* REQUIRED TASK: Pull out every line of the listing below where "Zettel" appears.
— START MATERIAL PROVIDED —
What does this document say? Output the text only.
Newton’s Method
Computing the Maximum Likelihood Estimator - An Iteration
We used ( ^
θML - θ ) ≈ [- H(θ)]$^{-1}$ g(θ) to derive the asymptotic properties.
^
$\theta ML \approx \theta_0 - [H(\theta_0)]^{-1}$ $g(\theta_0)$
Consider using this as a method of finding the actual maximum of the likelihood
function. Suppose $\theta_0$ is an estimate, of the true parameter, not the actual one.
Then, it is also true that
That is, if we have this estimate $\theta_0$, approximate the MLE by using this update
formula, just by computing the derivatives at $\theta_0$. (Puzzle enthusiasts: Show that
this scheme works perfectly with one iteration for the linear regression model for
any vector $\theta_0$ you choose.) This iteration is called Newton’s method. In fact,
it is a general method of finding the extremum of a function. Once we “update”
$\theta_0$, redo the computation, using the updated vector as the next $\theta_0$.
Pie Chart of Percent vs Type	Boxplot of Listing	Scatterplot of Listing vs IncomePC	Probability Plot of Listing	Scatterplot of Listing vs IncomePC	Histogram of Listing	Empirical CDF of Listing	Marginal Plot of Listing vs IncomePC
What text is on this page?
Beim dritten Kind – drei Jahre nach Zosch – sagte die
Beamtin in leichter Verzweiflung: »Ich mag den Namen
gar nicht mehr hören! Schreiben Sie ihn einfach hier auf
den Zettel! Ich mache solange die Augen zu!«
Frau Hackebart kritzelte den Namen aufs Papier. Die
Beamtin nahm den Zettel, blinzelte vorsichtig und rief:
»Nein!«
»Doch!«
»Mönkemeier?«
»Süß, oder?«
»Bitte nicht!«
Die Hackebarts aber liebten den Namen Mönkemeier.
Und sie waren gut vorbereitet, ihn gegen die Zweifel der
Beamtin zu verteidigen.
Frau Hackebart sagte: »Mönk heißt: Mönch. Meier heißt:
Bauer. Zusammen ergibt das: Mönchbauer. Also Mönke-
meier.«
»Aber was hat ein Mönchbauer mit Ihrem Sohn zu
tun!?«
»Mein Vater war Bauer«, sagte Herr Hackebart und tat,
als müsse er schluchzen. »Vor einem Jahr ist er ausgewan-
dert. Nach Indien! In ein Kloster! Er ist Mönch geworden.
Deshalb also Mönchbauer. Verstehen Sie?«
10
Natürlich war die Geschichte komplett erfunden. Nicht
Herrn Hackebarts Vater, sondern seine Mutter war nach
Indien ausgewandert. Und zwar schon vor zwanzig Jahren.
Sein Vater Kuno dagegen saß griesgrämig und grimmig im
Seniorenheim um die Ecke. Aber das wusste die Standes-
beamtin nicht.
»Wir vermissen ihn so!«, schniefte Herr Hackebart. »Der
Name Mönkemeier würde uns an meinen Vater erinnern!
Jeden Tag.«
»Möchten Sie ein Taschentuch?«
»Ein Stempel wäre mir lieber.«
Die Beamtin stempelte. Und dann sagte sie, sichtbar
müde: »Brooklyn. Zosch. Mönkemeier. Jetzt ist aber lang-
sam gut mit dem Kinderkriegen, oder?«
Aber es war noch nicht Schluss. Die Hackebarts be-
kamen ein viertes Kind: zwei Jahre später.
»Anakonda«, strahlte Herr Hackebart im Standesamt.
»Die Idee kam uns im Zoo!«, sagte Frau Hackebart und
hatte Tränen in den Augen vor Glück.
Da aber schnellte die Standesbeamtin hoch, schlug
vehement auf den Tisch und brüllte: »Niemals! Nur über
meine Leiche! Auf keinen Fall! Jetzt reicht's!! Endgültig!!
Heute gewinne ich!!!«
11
— END MATERIAL PROVIDED —
* RESULT FOR THIS EXERCISE:
den Zettel! Ich mache solange die Augen zu!«
Beamtin nahm den Zettel, blinzelte vorsichtig und rief:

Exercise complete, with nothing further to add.